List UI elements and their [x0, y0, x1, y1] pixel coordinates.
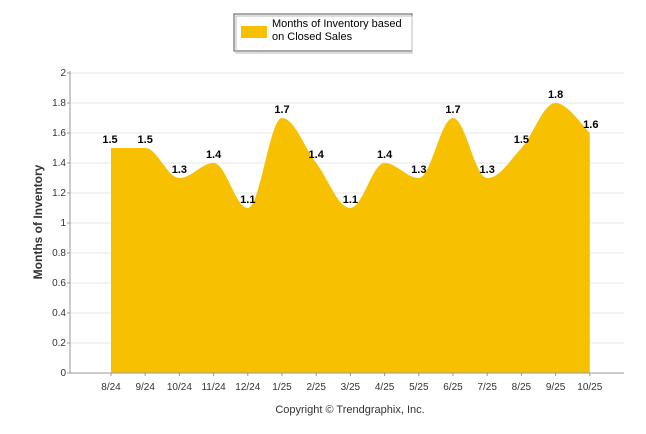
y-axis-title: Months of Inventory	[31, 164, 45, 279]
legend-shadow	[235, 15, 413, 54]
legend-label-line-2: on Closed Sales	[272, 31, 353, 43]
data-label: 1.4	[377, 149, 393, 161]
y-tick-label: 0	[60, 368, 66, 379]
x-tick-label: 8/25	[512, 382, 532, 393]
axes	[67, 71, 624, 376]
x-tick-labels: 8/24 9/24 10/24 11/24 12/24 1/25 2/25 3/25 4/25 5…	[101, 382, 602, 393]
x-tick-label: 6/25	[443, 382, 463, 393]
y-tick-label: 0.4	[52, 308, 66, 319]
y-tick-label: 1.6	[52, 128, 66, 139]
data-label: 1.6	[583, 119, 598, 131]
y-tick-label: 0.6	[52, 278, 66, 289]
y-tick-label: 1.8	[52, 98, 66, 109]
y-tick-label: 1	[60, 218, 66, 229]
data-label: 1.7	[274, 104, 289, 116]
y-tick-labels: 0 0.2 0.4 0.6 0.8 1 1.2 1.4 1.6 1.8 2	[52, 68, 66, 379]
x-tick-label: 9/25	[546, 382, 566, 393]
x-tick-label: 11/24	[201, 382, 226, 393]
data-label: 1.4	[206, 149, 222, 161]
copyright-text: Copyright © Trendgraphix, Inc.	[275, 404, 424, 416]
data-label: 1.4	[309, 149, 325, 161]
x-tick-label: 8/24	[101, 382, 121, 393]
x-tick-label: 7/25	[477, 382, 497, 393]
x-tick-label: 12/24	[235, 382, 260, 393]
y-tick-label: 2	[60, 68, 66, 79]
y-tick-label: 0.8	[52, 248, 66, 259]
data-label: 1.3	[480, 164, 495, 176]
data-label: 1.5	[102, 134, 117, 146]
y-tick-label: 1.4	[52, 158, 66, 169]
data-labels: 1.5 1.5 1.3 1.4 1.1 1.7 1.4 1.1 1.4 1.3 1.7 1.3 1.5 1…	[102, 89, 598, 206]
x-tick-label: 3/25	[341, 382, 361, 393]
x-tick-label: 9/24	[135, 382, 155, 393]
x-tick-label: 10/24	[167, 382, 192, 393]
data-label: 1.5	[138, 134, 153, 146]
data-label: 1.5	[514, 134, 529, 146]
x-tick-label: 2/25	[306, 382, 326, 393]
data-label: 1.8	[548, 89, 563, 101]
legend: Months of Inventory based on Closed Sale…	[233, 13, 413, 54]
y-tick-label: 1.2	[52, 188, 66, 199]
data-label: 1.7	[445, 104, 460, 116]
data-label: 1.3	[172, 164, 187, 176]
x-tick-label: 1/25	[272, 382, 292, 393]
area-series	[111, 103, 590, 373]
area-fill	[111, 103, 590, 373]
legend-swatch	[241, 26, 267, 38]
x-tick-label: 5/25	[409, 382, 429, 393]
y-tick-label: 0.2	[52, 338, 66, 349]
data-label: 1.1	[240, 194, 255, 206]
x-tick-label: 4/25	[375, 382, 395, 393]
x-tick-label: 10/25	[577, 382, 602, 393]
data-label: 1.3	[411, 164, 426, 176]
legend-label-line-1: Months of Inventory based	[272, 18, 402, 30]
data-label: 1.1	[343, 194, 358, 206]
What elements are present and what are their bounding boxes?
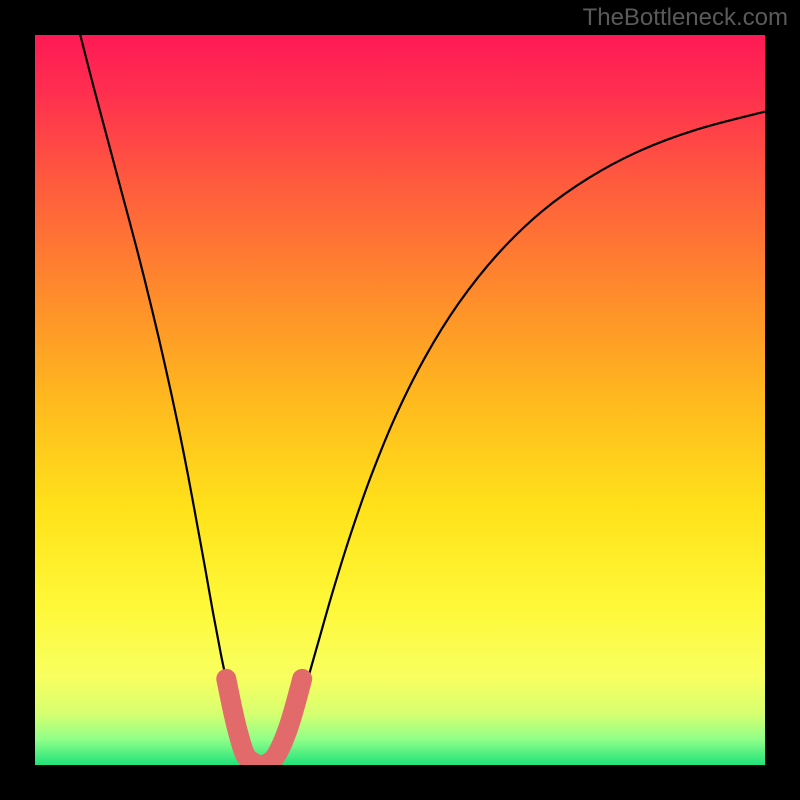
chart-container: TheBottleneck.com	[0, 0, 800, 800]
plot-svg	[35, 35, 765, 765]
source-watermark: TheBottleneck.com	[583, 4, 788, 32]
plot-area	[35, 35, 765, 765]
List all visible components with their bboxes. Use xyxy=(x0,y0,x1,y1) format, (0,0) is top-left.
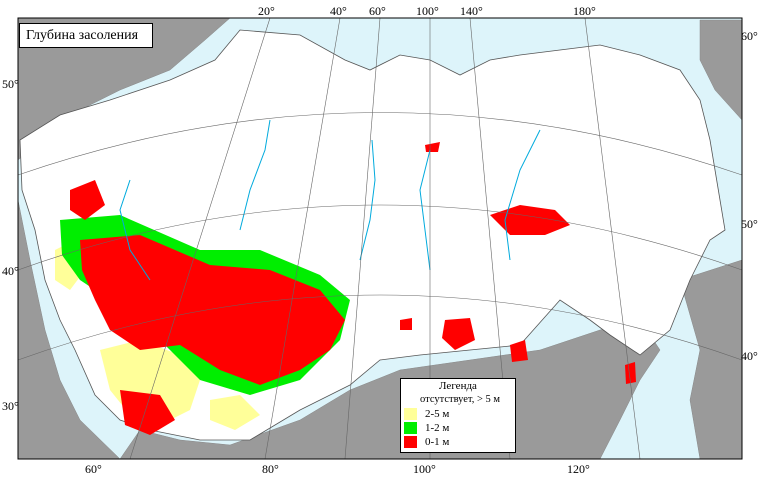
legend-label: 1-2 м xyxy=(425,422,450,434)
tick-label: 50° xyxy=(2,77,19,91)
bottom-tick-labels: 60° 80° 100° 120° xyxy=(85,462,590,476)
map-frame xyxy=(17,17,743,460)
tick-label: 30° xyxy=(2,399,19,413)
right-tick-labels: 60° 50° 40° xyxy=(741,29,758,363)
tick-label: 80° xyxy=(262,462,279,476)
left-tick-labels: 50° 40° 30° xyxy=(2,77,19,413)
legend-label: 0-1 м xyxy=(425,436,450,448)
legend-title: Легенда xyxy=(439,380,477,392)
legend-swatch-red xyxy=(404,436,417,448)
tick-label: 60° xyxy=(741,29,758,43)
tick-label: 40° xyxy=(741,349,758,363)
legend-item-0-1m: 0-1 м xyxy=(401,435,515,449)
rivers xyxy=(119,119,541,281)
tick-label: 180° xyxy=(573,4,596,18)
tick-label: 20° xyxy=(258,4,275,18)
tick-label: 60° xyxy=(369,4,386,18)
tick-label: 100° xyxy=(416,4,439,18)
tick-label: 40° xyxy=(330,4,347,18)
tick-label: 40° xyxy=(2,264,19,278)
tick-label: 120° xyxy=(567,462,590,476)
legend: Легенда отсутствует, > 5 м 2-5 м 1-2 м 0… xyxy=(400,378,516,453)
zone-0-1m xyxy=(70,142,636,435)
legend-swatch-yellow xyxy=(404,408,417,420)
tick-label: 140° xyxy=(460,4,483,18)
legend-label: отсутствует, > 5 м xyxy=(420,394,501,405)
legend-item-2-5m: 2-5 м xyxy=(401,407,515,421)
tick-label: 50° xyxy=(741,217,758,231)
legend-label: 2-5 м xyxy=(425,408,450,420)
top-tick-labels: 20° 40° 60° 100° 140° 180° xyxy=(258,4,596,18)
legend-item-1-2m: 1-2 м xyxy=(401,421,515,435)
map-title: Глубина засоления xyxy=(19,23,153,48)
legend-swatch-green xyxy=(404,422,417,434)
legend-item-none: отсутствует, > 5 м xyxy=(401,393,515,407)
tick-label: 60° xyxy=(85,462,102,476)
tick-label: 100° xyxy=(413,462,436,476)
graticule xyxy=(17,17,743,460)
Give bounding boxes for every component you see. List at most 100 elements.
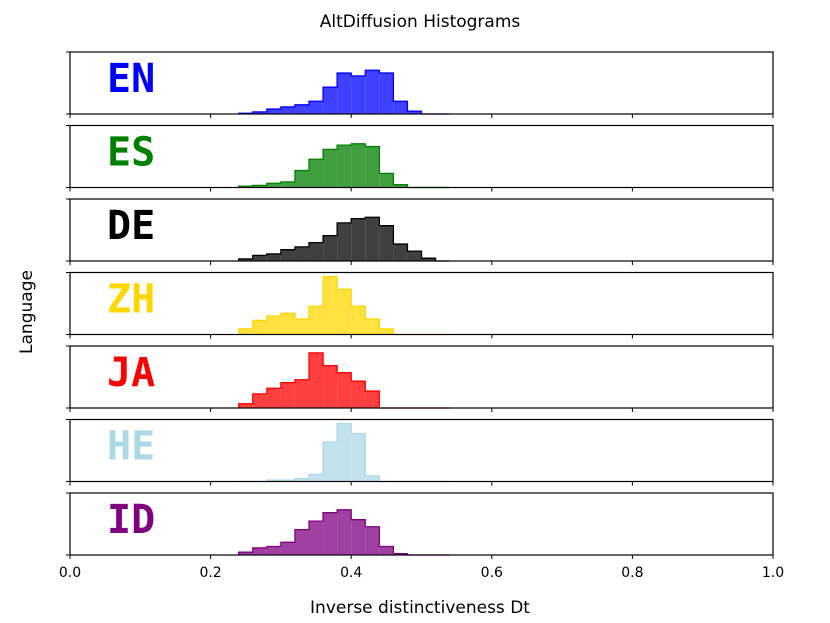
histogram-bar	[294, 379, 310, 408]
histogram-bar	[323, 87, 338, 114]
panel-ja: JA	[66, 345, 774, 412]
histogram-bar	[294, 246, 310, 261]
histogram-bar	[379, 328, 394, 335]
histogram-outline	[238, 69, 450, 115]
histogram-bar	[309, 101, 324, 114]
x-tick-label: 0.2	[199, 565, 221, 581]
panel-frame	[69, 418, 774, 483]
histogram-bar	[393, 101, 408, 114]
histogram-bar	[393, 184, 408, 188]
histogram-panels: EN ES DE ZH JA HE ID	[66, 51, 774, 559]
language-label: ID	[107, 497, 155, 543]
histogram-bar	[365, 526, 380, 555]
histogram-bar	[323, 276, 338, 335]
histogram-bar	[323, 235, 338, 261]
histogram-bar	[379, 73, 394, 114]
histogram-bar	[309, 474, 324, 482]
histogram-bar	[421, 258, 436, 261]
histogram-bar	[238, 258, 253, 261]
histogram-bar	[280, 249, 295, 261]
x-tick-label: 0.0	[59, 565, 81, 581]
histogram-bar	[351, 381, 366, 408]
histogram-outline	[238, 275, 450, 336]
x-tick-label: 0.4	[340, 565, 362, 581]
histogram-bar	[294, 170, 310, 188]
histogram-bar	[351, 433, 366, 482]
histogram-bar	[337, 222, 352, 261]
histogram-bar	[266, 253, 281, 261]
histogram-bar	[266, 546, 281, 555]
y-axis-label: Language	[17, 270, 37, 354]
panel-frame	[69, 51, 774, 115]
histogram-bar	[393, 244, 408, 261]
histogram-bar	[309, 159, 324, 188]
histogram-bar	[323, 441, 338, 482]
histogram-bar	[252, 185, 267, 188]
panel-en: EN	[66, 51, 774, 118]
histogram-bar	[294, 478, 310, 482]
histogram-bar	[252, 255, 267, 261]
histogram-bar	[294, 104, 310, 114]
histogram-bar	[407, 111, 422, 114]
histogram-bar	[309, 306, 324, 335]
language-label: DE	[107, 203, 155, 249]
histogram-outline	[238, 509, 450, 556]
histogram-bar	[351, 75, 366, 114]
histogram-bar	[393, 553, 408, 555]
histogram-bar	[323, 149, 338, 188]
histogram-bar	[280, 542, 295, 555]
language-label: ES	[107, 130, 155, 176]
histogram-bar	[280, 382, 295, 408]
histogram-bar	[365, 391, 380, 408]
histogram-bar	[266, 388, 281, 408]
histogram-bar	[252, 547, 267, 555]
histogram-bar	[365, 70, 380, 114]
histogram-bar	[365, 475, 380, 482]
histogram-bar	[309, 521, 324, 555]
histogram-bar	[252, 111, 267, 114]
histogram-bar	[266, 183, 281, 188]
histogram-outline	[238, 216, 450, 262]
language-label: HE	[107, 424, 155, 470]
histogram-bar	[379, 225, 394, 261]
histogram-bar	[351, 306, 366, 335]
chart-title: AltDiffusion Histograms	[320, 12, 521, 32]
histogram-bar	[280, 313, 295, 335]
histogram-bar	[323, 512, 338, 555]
========
TASK REQUIREMENTS ->
Rewrite the records from the line with "379, 310, 408]" up to and including the line with "497, 155, 543]" as a Markdown table with the columns Row and Entry. Number each line in Row, place the line in Entry, and omit blank lines.

OUTPUT BELOW ->
| Row | Entry |
|---|---|
| 1 | histogram-bar	[294, 379, 310, 408] |
| 2 | histogram-bar	[323, 87, 338, 114] |
| 3 | panel-ja: JA	[66, 345, 774, 412] |
| 4 | histogram-bar	[294, 246, 310, 261] |
| 5 | histogram-bar	[379, 328, 394, 335] |
| 6 | histogram-outline	[238, 69, 450, 115] |
| 7 | histogram-bar	[309, 101, 324, 114] |
| 8 | x-tick-label: 0.2	[199, 565, 221, 581] |
| 9 | panel-frame	[69, 418, 774, 483] |
| 10 | histogram-bar	[393, 101, 408, 114] |
| 11 | histogram-bar	[393, 184, 408, 188] |
| 12 | histogram-panels: EN ES DE ZH JA HE ID	[66, 51, 774, 559] |
| 13 | language-label: ID	[107, 497, 155, 543] |